Stored data
## start

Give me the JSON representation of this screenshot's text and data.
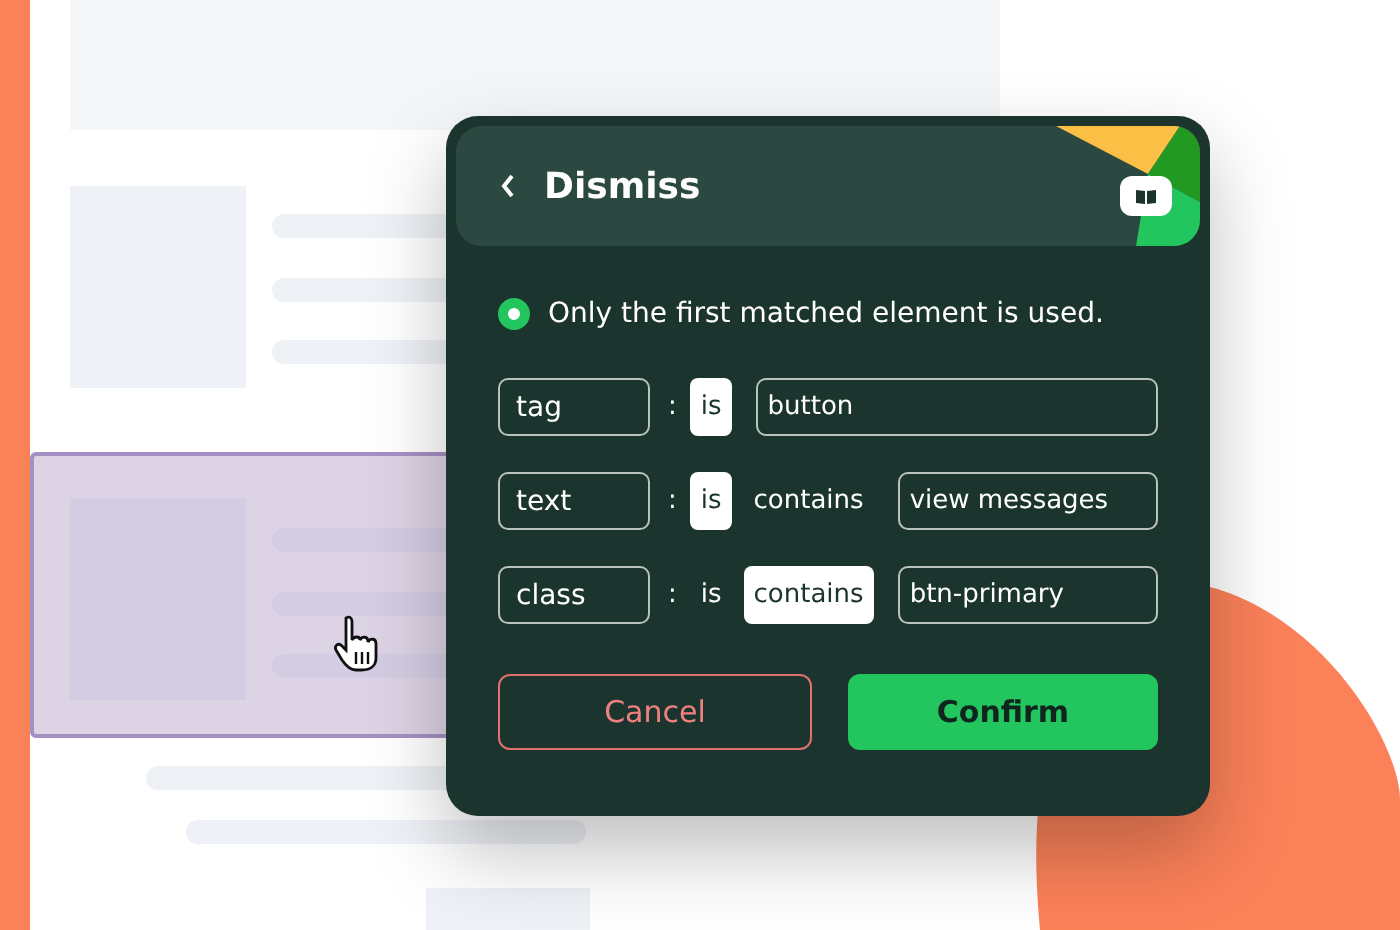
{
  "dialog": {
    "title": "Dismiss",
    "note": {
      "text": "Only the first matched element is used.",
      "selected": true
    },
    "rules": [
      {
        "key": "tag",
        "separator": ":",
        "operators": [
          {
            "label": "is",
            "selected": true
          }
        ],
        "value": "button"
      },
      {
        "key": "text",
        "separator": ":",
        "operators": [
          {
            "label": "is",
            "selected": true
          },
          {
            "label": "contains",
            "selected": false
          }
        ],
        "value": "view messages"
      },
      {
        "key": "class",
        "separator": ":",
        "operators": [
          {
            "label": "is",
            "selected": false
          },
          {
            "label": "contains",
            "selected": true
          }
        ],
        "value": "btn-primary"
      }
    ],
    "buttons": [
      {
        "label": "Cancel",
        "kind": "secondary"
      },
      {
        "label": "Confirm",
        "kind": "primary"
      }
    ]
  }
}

## end

### Written instruction
Skip every picture and transcribe the data above exactly.

### Response to this exercise
Give me the JSON representation of this screenshot's text and data.
{
  "dialog": {
    "title": "Dismiss",
    "note": {
      "text": "Only the first matched element is used.",
      "selected": true
    },
    "rules": [
      {
        "key": "tag",
        "separator": ":",
        "operators": [
          {
            "label": "is",
            "selected": true
          }
        ],
        "value": "button"
      },
      {
        "key": "text",
        "separator": ":",
        "operators": [
          {
            "label": "is",
            "selected": true
          },
          {
            "label": "contains",
            "selected": false
          }
        ],
        "value": "view messages"
      },
      {
        "key": "class",
        "separator": ":",
        "operators": [
          {
            "label": "is",
            "selected": false
          },
          {
            "label": "contains",
            "selected": true
          }
        ],
        "value": "btn-primary"
      }
    ],
    "buttons": [
      {
        "label": "Cancel",
        "kind": "secondary"
      },
      {
        "label": "Confirm",
        "kind": "primary"
      }
    ]
  }
}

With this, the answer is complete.